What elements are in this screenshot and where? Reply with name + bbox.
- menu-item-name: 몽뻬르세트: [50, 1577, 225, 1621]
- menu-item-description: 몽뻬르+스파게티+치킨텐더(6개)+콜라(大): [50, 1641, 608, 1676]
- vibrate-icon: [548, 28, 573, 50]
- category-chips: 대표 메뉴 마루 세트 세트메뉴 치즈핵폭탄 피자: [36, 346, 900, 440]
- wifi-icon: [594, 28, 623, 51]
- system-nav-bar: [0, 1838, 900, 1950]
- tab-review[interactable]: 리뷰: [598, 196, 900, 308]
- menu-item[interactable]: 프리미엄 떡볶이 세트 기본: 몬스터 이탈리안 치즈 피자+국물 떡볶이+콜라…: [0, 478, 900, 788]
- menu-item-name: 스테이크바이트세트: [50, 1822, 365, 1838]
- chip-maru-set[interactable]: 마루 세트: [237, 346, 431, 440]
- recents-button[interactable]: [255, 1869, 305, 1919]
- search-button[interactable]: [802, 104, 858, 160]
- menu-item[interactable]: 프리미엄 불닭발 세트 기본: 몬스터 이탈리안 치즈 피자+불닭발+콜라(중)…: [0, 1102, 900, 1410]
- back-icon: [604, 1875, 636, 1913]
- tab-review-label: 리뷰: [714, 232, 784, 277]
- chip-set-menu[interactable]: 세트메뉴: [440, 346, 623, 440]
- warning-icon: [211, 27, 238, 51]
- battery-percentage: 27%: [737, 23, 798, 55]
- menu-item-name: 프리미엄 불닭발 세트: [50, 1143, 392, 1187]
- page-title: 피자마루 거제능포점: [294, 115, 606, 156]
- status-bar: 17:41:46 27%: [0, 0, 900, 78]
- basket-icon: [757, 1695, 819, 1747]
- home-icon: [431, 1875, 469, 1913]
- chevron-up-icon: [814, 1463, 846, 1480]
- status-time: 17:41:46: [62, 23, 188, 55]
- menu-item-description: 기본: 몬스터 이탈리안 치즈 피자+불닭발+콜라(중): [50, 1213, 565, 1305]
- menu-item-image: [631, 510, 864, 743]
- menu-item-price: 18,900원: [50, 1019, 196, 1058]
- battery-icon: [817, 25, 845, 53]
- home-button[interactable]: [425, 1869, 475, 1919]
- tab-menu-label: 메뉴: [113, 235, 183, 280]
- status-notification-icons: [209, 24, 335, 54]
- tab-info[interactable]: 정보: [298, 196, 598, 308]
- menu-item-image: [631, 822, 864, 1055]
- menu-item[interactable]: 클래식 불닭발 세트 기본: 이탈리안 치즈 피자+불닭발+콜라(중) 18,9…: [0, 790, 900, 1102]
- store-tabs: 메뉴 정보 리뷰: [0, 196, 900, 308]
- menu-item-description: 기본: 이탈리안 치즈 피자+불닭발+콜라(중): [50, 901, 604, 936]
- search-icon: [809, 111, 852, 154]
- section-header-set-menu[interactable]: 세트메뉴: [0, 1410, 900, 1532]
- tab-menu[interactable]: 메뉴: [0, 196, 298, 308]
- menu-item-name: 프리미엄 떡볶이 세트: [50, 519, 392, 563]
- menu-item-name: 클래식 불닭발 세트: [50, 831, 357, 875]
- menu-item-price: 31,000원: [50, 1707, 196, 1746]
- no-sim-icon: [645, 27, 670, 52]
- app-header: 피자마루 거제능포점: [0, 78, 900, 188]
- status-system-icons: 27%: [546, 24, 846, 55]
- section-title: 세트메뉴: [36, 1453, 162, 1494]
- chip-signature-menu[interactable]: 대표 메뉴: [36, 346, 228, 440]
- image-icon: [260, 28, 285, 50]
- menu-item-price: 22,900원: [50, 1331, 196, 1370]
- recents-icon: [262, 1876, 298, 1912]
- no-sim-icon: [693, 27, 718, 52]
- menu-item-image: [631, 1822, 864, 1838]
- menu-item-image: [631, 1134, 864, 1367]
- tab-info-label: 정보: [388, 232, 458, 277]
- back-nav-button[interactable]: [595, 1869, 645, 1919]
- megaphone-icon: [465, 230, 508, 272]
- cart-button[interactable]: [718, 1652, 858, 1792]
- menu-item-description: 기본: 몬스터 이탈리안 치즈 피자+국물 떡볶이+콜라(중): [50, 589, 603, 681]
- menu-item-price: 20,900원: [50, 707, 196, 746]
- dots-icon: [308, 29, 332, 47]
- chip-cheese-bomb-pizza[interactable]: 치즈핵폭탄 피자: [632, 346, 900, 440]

....

Reproduce the entries from the start through the line containing "- system-nav-bar: [0, 1838, 900, 1950]", renaming "wifi-icon" to "wlan-icon" and keeping everything else unchanged.

*FINAL RESULT:*
What elements are in this screenshot and where? Reply with name + bbox.
- menu-item-name: 몽뻬르세트: [50, 1577, 225, 1621]
- menu-item-description: 몽뻬르+스파게티+치킨텐더(6개)+콜라(大): [50, 1641, 608, 1676]
- vibrate-icon: [548, 28, 573, 50]
- category-chips: 대표 메뉴 마루 세트 세트메뉴 치즈핵폭탄 피자: [36, 346, 900, 440]
- wlan-icon: [594, 28, 623, 51]
- system-nav-bar: [0, 1838, 900, 1950]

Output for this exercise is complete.